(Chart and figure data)
+-------+

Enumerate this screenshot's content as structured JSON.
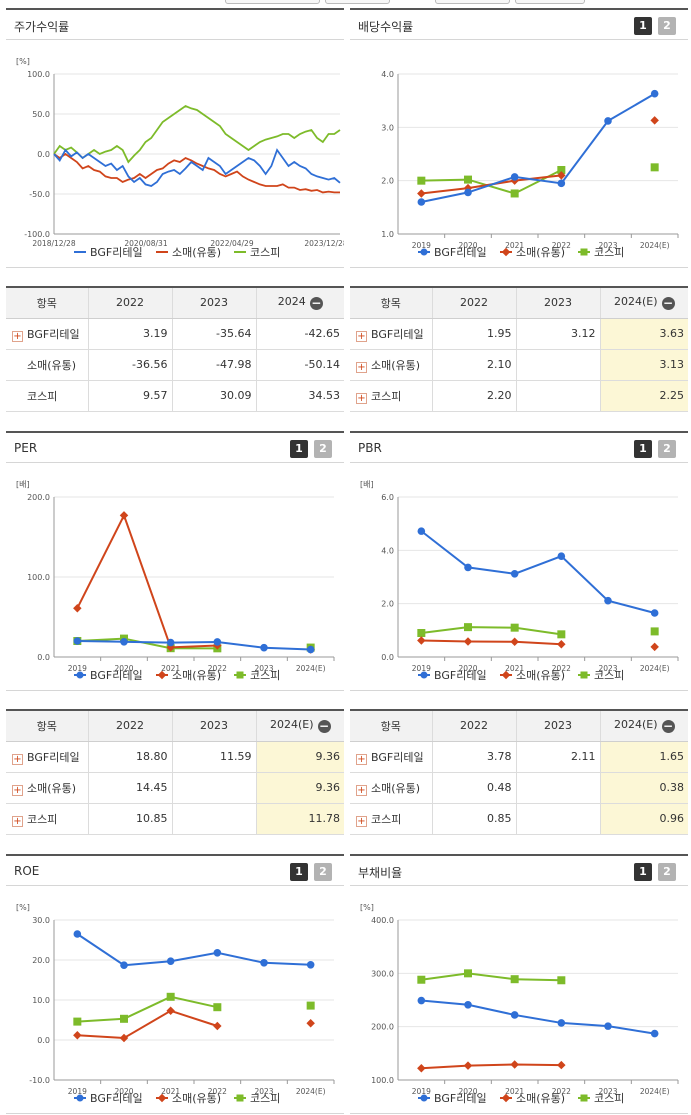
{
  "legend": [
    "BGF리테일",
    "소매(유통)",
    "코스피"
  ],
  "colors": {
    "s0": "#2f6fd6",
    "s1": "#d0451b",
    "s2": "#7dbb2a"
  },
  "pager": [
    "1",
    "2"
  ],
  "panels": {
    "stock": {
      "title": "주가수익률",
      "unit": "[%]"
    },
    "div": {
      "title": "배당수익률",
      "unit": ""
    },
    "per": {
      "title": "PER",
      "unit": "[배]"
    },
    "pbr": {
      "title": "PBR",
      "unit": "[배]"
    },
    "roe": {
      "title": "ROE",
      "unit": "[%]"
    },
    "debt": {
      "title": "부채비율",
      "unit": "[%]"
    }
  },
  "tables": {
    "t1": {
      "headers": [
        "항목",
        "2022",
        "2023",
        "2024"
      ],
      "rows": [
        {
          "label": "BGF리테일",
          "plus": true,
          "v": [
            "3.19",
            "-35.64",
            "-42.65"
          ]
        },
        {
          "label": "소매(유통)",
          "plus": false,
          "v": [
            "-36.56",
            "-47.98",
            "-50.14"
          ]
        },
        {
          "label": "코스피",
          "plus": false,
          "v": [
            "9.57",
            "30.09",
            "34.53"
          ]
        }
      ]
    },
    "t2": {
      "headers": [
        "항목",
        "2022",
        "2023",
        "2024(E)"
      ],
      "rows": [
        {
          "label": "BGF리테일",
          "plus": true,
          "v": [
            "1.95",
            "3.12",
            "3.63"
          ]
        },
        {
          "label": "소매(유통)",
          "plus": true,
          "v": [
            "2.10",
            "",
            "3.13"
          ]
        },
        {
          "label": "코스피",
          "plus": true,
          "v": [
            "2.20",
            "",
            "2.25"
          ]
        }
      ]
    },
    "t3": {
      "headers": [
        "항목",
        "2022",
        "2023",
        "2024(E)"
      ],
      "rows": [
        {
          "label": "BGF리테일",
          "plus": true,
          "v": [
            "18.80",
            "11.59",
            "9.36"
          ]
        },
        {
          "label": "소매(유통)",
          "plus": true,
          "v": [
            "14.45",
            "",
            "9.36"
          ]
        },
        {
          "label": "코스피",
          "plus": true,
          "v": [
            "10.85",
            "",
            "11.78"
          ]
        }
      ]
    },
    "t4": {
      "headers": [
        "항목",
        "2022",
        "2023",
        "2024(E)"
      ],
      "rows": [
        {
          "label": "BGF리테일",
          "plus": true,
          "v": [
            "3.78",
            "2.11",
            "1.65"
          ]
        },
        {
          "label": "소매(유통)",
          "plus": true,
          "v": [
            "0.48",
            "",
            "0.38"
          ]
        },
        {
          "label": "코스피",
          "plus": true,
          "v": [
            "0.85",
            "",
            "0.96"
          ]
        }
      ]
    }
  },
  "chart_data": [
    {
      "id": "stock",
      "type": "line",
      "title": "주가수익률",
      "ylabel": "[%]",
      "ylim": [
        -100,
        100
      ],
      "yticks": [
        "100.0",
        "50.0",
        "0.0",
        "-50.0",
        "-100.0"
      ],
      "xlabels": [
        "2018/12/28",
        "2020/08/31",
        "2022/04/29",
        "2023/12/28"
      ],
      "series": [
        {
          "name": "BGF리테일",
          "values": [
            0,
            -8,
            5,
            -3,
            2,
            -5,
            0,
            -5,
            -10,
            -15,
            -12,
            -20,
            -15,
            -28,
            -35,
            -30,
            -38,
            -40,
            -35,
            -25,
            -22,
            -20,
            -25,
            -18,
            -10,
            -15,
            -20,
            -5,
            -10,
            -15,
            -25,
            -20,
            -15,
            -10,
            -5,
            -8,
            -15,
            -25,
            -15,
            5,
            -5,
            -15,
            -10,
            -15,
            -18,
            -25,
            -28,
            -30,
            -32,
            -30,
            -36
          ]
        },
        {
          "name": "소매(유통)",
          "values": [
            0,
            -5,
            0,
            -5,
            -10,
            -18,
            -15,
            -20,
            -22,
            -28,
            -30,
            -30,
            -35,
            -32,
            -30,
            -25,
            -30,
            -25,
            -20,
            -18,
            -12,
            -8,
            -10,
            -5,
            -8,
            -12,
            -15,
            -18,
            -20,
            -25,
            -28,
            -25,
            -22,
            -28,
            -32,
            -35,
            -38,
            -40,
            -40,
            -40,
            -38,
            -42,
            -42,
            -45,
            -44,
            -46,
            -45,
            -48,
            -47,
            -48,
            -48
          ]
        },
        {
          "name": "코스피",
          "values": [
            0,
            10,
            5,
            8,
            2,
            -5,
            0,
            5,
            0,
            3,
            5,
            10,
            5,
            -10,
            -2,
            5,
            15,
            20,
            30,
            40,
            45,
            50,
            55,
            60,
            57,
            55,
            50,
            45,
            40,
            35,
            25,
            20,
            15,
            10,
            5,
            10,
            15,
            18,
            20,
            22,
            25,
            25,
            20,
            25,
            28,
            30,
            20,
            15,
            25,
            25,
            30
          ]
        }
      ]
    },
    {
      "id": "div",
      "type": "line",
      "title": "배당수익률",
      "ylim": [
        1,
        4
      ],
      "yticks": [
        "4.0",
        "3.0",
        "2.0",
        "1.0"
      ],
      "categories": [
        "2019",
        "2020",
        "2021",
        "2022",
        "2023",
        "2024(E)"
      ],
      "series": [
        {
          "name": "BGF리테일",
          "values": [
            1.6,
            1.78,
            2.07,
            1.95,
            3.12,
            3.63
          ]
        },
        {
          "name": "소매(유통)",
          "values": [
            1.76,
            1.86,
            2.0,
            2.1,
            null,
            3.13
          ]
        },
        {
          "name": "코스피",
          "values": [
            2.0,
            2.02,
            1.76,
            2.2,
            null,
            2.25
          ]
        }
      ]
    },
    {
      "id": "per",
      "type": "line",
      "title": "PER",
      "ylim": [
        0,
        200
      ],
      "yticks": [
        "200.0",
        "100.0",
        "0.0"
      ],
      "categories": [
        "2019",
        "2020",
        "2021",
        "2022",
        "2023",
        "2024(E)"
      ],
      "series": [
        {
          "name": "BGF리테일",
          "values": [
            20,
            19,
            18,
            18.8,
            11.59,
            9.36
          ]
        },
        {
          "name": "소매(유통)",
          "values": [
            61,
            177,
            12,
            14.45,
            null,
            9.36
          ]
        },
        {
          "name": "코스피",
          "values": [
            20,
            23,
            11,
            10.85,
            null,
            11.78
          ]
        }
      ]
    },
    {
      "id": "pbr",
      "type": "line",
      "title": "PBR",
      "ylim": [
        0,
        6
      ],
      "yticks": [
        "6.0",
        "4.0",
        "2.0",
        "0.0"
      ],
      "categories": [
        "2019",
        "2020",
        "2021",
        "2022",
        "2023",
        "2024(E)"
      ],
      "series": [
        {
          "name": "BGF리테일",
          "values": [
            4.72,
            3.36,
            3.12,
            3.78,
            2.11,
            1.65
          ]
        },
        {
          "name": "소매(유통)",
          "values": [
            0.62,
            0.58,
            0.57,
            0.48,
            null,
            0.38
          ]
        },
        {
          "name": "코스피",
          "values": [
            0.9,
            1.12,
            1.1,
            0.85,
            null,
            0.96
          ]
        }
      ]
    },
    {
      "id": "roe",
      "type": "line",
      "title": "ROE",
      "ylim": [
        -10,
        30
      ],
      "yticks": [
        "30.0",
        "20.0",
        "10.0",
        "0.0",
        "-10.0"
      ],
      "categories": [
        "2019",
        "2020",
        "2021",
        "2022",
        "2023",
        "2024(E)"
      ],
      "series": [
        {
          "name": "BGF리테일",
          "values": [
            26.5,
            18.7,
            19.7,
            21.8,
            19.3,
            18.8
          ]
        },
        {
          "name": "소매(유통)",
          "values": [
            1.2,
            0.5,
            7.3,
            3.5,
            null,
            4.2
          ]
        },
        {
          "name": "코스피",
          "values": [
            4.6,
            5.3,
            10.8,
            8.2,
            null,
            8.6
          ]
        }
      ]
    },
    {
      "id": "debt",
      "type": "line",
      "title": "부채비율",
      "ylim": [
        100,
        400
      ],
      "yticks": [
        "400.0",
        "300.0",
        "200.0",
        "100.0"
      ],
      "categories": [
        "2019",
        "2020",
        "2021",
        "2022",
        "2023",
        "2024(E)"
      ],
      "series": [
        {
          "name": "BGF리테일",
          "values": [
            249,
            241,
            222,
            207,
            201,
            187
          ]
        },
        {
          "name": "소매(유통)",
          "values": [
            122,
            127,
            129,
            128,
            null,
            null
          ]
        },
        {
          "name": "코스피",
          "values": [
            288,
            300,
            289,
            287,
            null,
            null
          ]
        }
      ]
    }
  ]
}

+-------+

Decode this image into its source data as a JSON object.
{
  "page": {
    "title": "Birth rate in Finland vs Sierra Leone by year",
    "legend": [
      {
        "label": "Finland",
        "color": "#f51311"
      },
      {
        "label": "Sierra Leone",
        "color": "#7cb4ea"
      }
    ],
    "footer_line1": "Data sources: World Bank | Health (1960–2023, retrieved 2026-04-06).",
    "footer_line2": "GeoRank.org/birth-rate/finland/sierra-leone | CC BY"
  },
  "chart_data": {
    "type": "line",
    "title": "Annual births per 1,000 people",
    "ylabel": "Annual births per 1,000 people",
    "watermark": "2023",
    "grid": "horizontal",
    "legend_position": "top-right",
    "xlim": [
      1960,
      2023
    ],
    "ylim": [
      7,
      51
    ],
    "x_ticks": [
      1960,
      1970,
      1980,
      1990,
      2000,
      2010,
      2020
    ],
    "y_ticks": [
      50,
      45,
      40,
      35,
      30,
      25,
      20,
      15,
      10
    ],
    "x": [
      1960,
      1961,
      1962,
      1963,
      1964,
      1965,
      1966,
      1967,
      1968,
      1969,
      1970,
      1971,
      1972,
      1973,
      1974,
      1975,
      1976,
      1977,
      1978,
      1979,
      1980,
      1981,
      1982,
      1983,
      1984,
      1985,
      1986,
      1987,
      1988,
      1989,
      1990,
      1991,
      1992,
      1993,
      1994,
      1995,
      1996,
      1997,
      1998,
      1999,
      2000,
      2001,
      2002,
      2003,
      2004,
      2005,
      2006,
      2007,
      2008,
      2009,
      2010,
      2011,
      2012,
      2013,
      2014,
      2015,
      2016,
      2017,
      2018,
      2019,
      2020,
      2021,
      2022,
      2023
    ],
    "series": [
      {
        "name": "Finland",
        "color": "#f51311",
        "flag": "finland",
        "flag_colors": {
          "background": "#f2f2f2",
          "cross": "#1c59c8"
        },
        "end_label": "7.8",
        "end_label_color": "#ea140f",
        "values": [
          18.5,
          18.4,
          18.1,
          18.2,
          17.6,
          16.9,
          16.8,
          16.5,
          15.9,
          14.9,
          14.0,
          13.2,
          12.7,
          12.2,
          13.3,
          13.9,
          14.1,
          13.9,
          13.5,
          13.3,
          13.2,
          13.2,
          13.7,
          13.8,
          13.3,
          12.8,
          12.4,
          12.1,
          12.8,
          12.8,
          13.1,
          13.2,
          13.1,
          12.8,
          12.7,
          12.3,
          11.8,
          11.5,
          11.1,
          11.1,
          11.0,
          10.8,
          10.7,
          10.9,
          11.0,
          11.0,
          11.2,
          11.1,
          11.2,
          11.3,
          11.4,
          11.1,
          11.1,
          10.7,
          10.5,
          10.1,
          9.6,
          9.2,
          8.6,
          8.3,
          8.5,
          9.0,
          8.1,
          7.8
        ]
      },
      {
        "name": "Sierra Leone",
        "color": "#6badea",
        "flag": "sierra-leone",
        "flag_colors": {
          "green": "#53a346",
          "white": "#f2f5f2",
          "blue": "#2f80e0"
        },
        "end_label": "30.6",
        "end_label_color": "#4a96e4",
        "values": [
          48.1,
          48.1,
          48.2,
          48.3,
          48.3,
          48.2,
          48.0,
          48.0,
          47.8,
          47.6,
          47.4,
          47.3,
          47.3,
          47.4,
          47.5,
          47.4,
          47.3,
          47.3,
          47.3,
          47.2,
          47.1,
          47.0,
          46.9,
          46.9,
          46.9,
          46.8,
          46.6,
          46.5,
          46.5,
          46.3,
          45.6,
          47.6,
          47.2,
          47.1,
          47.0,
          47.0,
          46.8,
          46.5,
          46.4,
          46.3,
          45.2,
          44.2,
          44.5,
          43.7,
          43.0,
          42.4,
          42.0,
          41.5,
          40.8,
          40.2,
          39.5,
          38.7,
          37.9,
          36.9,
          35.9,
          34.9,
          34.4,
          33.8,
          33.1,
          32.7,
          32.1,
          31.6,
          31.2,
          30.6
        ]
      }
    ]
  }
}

+-------+

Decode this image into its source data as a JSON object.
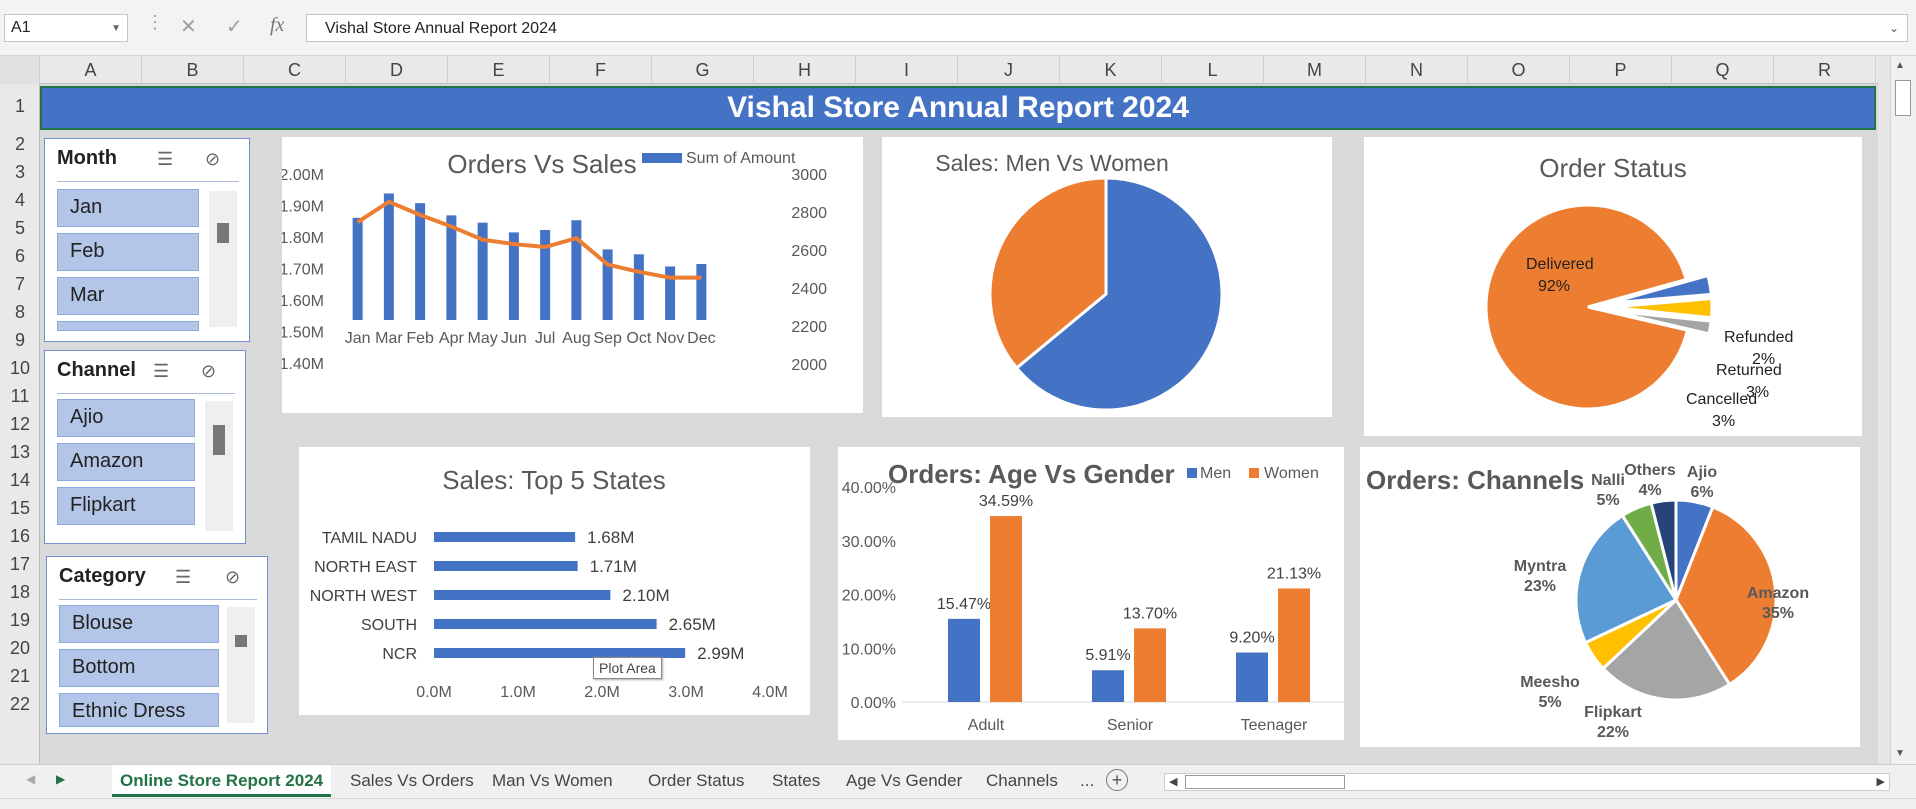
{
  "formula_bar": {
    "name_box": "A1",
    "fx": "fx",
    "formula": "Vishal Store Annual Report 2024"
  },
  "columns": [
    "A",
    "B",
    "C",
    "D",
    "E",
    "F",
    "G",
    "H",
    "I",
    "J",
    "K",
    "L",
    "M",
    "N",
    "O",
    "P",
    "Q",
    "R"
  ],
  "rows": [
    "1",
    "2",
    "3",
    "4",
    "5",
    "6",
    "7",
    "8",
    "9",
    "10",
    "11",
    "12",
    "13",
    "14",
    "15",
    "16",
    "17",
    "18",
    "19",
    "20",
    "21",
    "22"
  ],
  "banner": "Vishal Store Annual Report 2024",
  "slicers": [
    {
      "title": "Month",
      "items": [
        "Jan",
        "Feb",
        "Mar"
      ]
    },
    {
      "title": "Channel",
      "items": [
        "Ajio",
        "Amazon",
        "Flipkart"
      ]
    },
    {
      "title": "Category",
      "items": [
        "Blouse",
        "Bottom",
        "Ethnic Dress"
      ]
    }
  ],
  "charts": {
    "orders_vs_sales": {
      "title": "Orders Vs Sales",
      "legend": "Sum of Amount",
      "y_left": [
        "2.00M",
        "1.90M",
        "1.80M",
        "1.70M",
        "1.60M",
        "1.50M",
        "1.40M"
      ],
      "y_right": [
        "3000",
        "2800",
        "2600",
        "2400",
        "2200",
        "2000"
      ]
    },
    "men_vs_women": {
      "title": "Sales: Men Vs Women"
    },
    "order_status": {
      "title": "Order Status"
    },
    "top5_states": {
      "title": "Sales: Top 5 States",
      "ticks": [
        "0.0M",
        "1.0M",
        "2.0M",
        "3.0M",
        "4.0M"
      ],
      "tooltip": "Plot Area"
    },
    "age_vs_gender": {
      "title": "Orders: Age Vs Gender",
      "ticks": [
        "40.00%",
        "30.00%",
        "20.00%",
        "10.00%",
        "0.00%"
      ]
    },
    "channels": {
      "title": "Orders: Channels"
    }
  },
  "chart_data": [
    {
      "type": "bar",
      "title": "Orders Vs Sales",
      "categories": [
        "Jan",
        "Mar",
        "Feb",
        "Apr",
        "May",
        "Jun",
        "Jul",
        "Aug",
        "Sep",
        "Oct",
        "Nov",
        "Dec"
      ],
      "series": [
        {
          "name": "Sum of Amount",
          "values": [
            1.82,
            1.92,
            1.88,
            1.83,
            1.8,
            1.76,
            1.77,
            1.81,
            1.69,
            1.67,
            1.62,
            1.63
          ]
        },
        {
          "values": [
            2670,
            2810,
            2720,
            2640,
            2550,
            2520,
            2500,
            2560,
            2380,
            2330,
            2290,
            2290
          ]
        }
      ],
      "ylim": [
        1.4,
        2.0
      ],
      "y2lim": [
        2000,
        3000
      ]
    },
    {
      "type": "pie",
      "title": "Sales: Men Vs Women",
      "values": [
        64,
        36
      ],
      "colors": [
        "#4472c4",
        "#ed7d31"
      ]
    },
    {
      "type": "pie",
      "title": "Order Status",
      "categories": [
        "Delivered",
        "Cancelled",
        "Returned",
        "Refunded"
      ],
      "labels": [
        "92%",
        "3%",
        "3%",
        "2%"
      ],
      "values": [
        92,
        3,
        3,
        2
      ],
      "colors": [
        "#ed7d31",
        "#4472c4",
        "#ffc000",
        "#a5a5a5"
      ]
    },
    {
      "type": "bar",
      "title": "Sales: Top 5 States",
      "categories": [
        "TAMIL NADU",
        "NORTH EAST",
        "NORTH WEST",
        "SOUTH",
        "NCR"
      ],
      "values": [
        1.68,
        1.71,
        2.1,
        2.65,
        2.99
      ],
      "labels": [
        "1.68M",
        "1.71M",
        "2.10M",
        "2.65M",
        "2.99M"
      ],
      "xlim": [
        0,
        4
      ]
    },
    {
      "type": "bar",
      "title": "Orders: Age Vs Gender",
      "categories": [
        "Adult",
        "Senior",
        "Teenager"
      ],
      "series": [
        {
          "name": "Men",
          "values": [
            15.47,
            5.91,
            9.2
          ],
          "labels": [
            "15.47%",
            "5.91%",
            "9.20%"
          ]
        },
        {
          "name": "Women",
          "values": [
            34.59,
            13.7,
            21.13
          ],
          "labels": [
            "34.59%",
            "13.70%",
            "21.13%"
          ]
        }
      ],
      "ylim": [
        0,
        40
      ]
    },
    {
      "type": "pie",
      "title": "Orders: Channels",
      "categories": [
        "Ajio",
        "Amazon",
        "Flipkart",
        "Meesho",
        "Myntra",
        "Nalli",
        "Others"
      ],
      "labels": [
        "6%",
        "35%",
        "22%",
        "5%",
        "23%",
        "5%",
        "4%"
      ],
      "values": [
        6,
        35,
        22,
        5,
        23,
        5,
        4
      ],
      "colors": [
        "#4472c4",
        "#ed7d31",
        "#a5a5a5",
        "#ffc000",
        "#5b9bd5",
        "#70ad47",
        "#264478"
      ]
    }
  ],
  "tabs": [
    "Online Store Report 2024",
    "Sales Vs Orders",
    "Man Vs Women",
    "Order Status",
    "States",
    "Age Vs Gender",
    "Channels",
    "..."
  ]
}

+-------+

▶ **Written request**
Report how many lines of the entries hold the string "people". Provide the number alone.

▶ **Completed exercise**
2